▶ **WORK REQUIRED**:
Select all lines with the string "hearts" in them, and copy those lines.
○ ○ ○ ○
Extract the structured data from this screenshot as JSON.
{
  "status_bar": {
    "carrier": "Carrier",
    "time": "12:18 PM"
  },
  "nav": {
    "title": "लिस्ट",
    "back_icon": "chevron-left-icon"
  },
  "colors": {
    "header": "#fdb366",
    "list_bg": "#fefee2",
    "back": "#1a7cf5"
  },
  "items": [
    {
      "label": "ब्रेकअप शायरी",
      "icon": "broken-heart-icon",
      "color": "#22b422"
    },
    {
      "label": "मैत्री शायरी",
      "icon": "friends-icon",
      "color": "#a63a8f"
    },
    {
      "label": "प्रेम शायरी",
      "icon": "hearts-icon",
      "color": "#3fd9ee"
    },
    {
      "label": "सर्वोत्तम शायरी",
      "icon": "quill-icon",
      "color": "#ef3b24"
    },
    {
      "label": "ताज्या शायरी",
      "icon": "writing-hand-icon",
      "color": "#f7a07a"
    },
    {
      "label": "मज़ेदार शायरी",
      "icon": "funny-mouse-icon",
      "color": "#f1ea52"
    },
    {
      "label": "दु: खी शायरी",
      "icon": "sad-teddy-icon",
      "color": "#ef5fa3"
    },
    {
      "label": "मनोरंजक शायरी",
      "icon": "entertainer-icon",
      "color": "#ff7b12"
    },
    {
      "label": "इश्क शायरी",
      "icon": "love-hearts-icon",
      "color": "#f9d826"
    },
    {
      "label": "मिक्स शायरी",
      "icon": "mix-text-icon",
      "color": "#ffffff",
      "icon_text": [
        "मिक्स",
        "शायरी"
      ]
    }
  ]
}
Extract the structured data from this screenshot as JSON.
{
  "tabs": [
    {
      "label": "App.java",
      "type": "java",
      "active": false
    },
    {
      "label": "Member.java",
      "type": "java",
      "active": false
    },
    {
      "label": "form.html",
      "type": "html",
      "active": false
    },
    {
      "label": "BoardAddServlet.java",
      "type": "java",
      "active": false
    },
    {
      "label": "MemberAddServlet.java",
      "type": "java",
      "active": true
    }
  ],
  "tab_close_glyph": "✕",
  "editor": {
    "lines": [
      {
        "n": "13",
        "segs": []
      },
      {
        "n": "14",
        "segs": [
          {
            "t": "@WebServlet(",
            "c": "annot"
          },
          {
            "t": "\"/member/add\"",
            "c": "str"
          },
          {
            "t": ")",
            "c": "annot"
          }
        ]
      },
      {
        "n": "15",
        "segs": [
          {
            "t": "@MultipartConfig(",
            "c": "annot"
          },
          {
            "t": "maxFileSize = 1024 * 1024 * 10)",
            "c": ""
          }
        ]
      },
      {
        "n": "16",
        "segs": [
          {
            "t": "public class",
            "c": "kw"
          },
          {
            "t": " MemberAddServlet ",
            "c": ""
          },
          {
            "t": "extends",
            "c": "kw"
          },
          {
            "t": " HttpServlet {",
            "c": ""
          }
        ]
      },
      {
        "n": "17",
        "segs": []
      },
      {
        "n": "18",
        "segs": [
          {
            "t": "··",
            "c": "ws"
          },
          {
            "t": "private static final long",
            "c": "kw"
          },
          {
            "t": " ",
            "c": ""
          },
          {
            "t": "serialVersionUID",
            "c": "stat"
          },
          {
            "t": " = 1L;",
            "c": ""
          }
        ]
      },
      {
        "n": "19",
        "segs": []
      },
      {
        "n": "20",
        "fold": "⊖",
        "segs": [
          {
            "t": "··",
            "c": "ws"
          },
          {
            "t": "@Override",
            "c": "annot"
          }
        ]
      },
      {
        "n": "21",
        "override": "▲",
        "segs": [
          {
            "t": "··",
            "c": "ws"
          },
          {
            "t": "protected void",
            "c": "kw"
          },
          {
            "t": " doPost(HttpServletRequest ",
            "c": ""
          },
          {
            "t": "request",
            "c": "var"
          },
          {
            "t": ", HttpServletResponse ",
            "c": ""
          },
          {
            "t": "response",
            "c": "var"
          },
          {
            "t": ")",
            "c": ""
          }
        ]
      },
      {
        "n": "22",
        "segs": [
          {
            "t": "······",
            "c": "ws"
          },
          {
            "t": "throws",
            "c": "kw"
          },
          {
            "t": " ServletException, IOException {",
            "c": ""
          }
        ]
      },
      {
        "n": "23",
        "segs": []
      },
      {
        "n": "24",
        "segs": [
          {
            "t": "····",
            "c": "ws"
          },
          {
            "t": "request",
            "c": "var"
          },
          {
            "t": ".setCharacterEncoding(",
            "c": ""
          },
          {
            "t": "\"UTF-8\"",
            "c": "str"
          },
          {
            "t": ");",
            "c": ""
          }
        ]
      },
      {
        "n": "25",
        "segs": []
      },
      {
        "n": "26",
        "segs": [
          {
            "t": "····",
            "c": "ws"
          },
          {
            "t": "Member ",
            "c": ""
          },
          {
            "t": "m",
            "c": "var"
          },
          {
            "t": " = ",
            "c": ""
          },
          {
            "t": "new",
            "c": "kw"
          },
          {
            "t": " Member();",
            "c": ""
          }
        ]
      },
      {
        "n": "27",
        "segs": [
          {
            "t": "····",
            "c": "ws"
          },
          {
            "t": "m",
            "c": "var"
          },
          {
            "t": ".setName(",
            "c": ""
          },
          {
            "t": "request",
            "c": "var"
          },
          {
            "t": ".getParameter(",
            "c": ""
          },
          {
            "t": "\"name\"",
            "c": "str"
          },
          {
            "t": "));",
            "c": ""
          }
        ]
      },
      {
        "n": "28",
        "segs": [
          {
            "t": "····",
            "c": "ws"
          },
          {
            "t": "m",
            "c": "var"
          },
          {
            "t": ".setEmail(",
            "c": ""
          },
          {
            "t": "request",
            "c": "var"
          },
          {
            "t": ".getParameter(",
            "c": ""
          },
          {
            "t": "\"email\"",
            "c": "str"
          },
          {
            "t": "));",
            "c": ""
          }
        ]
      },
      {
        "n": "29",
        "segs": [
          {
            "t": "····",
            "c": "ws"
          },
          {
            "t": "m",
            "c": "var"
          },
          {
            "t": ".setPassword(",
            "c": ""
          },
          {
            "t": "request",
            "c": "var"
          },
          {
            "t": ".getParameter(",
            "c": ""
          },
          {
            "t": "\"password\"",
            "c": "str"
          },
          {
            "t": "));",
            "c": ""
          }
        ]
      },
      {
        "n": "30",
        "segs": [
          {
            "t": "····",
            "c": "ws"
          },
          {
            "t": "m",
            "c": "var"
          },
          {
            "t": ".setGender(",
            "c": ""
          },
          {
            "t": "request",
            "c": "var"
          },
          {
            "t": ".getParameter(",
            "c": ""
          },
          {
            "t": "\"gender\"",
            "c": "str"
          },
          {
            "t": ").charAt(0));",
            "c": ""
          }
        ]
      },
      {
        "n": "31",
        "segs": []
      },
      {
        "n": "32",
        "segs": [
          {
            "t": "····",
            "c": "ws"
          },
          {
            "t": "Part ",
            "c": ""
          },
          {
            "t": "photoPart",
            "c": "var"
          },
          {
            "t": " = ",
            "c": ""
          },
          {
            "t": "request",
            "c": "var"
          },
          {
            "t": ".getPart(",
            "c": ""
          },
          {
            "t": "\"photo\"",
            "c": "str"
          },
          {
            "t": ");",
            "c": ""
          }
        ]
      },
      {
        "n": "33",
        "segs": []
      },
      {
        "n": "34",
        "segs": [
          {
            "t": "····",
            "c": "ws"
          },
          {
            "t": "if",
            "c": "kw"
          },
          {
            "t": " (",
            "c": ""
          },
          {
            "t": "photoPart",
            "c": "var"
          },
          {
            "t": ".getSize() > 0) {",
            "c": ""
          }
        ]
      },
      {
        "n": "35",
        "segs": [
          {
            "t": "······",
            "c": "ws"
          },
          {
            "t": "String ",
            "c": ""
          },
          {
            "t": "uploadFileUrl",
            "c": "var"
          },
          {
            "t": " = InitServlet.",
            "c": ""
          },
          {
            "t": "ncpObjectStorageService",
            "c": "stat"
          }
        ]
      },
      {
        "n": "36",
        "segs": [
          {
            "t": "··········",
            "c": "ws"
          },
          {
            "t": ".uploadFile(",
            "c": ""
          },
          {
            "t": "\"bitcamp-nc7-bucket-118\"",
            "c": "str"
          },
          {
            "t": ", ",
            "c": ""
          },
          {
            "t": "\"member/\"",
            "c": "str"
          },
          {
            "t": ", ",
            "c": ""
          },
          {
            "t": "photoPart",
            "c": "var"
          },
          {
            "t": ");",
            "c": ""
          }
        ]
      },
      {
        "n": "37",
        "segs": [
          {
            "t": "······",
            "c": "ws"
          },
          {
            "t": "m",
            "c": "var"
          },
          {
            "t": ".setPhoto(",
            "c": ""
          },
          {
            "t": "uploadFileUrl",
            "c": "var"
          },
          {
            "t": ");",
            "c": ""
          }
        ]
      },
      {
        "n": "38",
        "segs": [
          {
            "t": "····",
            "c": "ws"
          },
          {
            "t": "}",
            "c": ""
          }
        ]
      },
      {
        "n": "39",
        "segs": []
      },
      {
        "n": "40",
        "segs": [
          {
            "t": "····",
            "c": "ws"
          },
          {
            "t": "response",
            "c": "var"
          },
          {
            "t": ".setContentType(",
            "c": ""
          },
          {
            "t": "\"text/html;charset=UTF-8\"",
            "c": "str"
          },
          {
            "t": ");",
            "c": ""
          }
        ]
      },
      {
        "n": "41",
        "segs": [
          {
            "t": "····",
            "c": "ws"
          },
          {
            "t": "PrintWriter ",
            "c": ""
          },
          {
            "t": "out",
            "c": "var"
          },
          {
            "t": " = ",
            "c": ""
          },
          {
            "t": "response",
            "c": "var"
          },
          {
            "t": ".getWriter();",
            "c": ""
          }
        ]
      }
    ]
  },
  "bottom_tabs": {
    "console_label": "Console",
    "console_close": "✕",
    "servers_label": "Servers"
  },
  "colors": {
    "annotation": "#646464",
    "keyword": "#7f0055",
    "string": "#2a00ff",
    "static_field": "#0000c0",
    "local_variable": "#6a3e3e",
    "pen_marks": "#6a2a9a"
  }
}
○ ○ ○ ○
▶ **TASK RESULT**:
      "icon": "hearts-icon",
      "icon": "love-hearts-icon",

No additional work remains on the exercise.